=== Records provided ===
---*---

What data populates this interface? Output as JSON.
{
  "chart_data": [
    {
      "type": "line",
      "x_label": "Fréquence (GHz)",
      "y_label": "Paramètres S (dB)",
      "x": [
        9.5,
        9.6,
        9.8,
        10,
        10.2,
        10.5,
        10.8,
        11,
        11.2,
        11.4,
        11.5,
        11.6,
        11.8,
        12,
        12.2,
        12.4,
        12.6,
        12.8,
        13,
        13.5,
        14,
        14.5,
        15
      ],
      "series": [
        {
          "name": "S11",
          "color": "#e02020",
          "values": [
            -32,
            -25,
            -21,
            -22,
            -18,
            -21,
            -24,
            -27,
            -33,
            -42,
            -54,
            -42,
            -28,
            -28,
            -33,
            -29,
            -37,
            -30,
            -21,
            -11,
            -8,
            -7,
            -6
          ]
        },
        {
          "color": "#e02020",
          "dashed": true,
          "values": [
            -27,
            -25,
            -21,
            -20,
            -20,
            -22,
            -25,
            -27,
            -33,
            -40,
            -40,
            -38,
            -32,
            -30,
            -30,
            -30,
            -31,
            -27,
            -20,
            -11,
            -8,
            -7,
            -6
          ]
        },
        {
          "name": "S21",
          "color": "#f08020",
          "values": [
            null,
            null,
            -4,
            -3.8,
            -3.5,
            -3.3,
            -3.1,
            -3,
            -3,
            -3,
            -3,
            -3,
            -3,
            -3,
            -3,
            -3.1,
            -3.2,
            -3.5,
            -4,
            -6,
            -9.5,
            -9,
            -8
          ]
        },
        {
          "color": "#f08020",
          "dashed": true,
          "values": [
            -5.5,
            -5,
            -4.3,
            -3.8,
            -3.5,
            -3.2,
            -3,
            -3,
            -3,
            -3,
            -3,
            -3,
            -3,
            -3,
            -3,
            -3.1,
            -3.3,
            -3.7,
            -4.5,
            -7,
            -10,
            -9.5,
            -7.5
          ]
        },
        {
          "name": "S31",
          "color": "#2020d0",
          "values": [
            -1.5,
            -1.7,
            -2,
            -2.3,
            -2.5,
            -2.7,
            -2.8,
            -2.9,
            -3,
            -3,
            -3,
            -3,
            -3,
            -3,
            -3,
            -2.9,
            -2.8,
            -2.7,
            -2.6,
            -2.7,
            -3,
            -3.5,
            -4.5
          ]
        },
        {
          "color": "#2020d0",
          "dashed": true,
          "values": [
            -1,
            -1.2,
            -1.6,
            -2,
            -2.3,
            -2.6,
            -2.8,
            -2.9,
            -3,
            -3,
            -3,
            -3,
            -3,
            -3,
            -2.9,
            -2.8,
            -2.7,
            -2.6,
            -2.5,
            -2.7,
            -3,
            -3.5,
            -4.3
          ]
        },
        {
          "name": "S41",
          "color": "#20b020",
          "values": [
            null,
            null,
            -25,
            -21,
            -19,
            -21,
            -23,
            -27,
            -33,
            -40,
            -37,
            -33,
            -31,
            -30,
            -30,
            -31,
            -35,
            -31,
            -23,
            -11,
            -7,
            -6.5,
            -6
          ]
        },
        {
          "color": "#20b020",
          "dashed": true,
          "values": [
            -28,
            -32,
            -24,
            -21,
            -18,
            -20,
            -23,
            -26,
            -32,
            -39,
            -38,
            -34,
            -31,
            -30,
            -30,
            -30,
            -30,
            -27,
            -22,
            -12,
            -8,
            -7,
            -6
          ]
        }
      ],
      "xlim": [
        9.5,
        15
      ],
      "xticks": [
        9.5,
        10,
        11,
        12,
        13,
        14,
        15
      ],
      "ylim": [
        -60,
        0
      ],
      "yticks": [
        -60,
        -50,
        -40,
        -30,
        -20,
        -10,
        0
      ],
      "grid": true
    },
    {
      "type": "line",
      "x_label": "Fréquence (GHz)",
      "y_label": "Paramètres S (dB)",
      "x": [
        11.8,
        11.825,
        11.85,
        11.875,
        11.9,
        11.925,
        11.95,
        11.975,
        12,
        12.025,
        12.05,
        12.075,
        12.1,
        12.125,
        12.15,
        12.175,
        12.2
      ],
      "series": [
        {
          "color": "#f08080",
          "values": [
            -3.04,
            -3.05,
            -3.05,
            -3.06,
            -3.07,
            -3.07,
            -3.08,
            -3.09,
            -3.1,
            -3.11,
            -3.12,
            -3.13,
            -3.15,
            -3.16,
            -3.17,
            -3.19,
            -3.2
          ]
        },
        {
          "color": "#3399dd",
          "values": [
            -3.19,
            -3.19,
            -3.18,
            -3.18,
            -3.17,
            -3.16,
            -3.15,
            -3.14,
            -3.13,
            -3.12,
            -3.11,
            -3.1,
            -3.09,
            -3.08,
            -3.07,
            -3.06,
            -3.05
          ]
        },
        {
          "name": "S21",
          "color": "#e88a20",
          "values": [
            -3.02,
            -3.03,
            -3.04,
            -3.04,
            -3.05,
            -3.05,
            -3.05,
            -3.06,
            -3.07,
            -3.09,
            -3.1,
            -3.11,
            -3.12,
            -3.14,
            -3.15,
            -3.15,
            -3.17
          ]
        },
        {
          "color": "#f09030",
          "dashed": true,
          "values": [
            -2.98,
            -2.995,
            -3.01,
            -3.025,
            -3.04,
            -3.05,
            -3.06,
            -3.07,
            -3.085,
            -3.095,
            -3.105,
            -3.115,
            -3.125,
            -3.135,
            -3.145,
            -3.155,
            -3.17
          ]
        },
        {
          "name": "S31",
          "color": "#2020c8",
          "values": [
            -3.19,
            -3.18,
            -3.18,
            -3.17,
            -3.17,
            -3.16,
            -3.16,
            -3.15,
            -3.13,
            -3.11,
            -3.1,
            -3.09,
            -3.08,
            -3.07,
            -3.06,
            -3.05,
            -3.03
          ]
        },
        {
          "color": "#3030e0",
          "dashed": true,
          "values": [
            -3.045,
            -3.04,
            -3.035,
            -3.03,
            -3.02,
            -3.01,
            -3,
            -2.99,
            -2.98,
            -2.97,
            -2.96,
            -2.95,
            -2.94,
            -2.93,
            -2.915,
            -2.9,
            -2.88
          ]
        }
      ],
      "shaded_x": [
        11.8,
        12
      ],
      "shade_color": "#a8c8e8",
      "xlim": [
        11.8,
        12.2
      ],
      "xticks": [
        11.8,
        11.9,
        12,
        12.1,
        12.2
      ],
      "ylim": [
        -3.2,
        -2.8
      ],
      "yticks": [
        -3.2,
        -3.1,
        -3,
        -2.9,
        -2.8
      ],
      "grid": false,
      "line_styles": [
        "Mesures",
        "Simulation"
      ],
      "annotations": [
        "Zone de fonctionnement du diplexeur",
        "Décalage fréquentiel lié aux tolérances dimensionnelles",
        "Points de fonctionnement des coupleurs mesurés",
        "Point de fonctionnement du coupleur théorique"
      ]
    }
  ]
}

---*---

=== Written task ===
Retype all the material above precisely, with no line left out.

=== Result of the exercise ===
What data populates this interface? Output as JSON.
{
  "chart_data": [
    {
      "type": "line",
      "x_label": "Fréquence (GHz)",
      "y_label": "Paramètres S (dB)",
      "x": [
        9.5,
        9.6,
        9.8,
        10,
        10.2,
        10.5,
        10.8,
        11,
        11.2,
        11.4,
        11.5,
        11.6,
        11.8,
        12,
        12.2,
        12.4,
        12.6,
        12.8,
        13,
        13.5,
        14,
        14.5,
        15
      ],
      "series": [
        {
          "name": "S11",
          "color": "#e02020",
          "values": [
            -32,
            -25,
            -21,
            -22,
            -18,
            -21,
            -24,
            -27,
            -33,
            -42,
            -54,
            -42,
            -28,
            -28,
            -33,
            -29,
            -37,
            -30,
            -21,
            -11,
            -8,
            -7,
            -6
          ]
        },
        {
          "color": "#e02020",
          "dashed": true,
          "values": [
            -27,
            -25,
            -21,
            -20,
            -20,
            -22,
            -25,
            -27,
            -33,
            -40,
            -40,
            -38,
            -32,
            -30,
            -30,
            -30,
            -31,
            -27,
            -20,
            -11,
            -8,
            -7,
            -6
          ]
        },
        {
          "name": "S21",
          "color": "#f08020",
          "values": [
            null,
            null,
            -4,
            -3.8,
            -3.5,
            -3.3,
            -3.1,
            -3,
            -3,
            -3,
            -3,
            -3,
            -3,
            -3,
            -3,
            -3.1,
            -3.2,
            -3.5,
            -4,
            -6,
            -9.5,
            -9,
            -8
          ]
        },
        {
          "color": "#f08020",
          "dashed": true,
          "values": [
            -5.5,
            -5,
            -4.3,
            -3.8,
            -3.5,
            -3.2,
            -3,
            -3,
            -3,
            -3,
            -3,
            -3,
            -3,
            -3,
            -3,
            -3.1,
            -3.3,
            -3.7,
            -4.5,
            -7,
            -10,
            -9.5,
            -7.5
          ]
        },
        {
          "name": "S31",
          "color": "#2020d0",
          "values": [
            -1.5,
            -1.7,
            -2,
            -2.3,
            -2.5,
            -2.7,
            -2.8,
            -2.9,
            -3,
            -3,
            -3,
            -3,
            -3,
            -3,
            -3,
            -2.9,
            -2.8,
            -2.7,
            -2.6,
            -2.7,
            -3,
            -3.5,
            -4.5
          ]
        },
        {
          "color": "#2020d0",
          "dashed": true,
          "values": [
            -1,
            -1.2,
            -1.6,
            -2,
            -2.3,
            -2.6,
            -2.8,
            -2.9,
            -3,
            -3,
            -3,
            -3,
            -3,
            -3,
            -2.9,
            -2.8,
            -2.7,
            -2.6,
            -2.5,
            -2.7,
            -3,
            -3.5,
            -4.3
          ]
        },
        {
          "name": "S41",
          "color": "#20b020",
          "values": [
            null,
            null,
            -25,
            -21,
            -19,
            -21,
            -23,
            -27,
            -33,
            -40,
            -37,
            -33,
            -31,
            -30,
            -30,
            -31,
            -35,
            -31,
            -23,
            -11,
            -7,
            -6.5,
            -6
          ]
        },
        {
          "color": "#20b020",
          "dashed": true,
          "values": [
            -28,
            -32,
            -24,
            -21,
            -18,
            -20,
            -23,
            -26,
            -32,
            -39,
            -38,
            -34,
            -31,
            -30,
            -30,
            -30,
            -30,
            -27,
            -22,
            -12,
            -8,
            -7,
            -6
          ]
        }
      ],
      "xlim": [
        9.5,
        15
      ],
      "xticks": [
        9.5,
        10,
        11,
        12,
        13,
        14,
        15
      ],
      "ylim": [
        -60,
        0
      ],
      "yticks": [
        -60,
        -50,
        -40,
        -30,
        -20,
        -10,
        0
      ],
      "grid": true
    },
    {
      "type": "line",
      "x_label": "Fréquence (GHz)",
      "y_label": "Paramètres S (dB)",
      "x": [
        11.8,
        11.825,
        11.85,
        11.875,
        11.9,
        11.925,
        11.95,
        11.975,
        12,
        12.025,
        12.05,
        12.075,
        12.1,
        12.125,
        12.15,
        12.175,
        12.2
      ],
      "series": [
        {
          "color": "#f08080",
          "values": [
            -3.04,
            -3.05,
            -3.05,
            -3.06,
            -3.07,
            -3.07,
            -3.08,
            -3.09,
            -3.1,
            -3.11,
            -3.12,
            -3.13,
            -3.15,
            -3.16,
            -3.17,
            -3.19,
            -3.2
          ]
        },
        {
          "color": "#3399dd",
          "values": [
            -3.19,
            -3.19,
            -3.18,
            -3.18,
            -3.17,
            -3.16,
            -3.15,
            -3.14,
            -3.13,
            -3.12,
            -3.11,
            -3.1,
            -3.09,
            -3.08,
            -3.07,
            -3.06,
            -3.05
          ]
        },
        {
          "name": "S21",
          "color": "#e88a20",
          "values": [
            -3.02,
            -3.03,
            -3.04,
            -3.04,
            -3.05,
            -3.05,
            -3.05,
            -3.06,
            -3.07,
            -3.09,
            -3.1,
            -3.11,
            -3.12,
            -3.14,
            -3.15,
            -3.15,
            -3.17
          ]
        },
        {
          "color": "#f09030",
          "dashed": true,
          "values": [
            -2.98,
            -2.995,
            -3.01,
            -3.025,
            -3.04,
            -3.05,
            -3.06,
            -3.07,
            -3.085,
            -3.095,
            -3.105,
            -3.115,
            -3.125,
            -3.135,
            -3.145,
            -3.155,
            -3.17
          ]
        },
        {
          "name": "S31",
          "color": "#2020c8",
          "values": [
            -3.19,
            -3.18,
            -3.18,
            -3.17,
            -3.17,
            -3.16,
            -3.16,
            -3.15,
            -3.13,
            -3.11,
            -3.1,
            -3.09,
            -3.08,
            -3.07,
            -3.06,
            -3.05,
            -3.03
          ]
        },
        {
          "color": "#3030e0",
          "dashed": true,
          "values": [
            -3.045,
            -3.04,
            -3.035,
            -3.03,
            -3.02,
            -3.01,
            -3,
            -2.99,
            -2.98,
            -2.97,
            -2.96,
            -2.95,
            -2.94,
            -2.93,
            -2.915,
            -2.9,
            -2.88
          ]
        }
      ],
      "shaded_x": [
        11.8,
        12
      ],
      "shade_color": "#a8c8e8",
      "xlim": [
        11.8,
        12.2
      ],
      "xticks": [
        11.8,
        11.9,
        12,
        12.1,
        12.2
      ],
      "ylim": [
        -3.2,
        -2.8
      ],
      "yticks": [
        -3.2,
        -3.1,
        -3,
        -2.9,
        -2.8
      ],
      "grid": false,
      "line_styles": [
        "Mesures",
        "Simulation"
      ],
      "annotations": [
        "Zone de fonctionnement du diplexeur",
        "Décalage fréquentiel lié aux tolérances dimensionnelles",
        "Points de fonctionnement des coupleurs mesurés",
        "Point de fonctionnement du coupleur théorique"
      ]
    }
  ]
}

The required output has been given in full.